Tally the lines of the data that include the word "Tenure" and state the total, nothing else.

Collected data
____________________
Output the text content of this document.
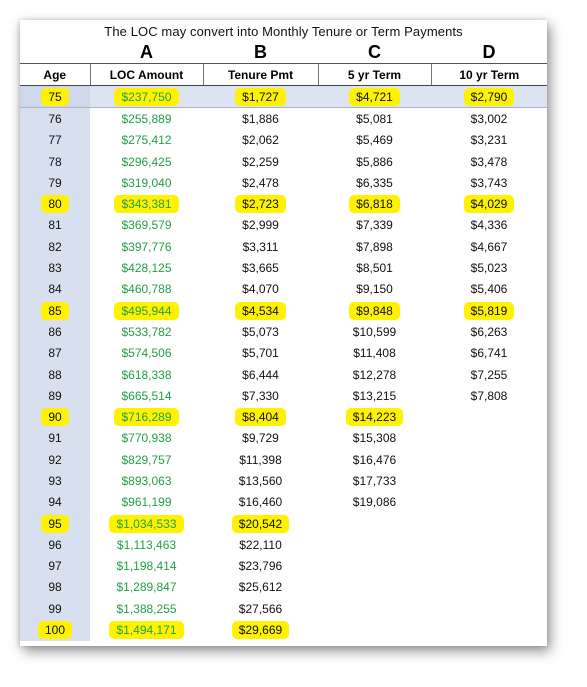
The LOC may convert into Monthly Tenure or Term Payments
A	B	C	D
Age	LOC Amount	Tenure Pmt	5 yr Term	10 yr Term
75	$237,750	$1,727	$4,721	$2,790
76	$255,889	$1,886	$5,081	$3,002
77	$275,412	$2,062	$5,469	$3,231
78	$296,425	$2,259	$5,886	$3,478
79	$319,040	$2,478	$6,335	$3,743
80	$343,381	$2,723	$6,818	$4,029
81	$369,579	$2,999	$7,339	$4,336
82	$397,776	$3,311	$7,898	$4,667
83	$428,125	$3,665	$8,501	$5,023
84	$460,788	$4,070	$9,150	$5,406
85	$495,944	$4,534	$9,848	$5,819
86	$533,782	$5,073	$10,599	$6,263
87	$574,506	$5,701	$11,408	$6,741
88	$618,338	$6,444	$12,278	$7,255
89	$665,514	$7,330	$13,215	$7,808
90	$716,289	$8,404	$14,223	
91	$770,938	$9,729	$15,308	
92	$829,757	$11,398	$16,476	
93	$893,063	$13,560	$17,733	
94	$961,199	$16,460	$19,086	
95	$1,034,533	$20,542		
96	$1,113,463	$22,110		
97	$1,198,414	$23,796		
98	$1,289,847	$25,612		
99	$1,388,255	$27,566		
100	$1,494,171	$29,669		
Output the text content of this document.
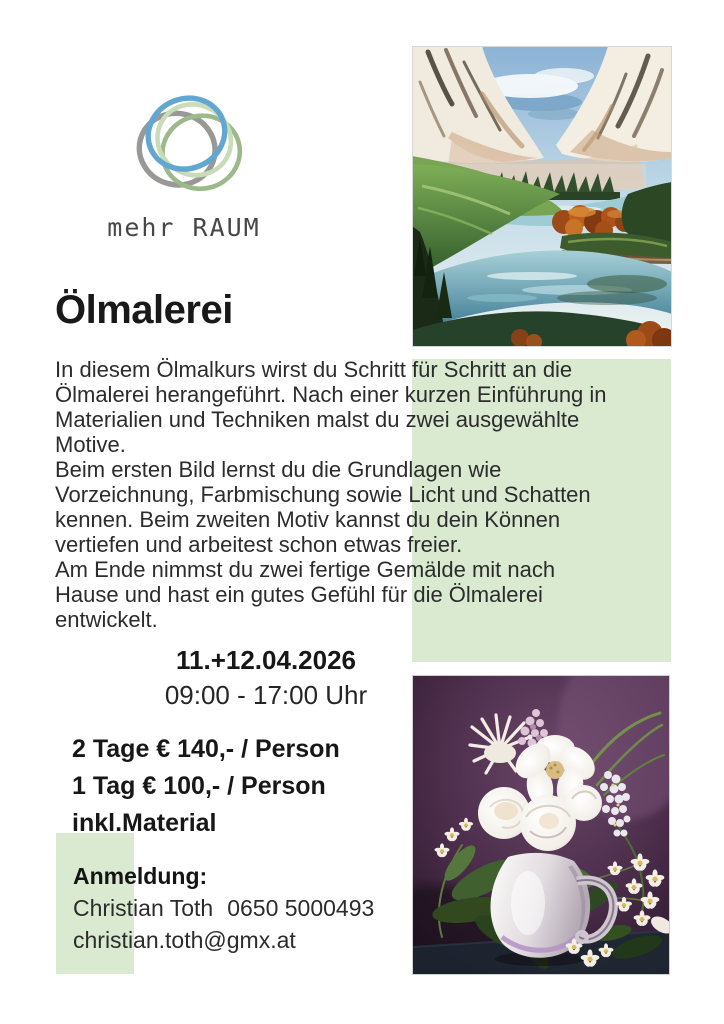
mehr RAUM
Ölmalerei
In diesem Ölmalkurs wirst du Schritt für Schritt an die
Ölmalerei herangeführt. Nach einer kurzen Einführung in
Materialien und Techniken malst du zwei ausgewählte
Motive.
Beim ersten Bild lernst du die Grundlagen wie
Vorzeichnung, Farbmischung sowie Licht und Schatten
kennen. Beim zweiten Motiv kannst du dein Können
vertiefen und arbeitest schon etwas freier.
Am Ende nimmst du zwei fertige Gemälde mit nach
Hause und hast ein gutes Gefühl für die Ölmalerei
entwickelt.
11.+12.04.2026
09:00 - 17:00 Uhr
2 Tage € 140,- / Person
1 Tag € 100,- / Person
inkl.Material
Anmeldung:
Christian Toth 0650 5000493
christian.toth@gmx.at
____________________
Result of the exercise
2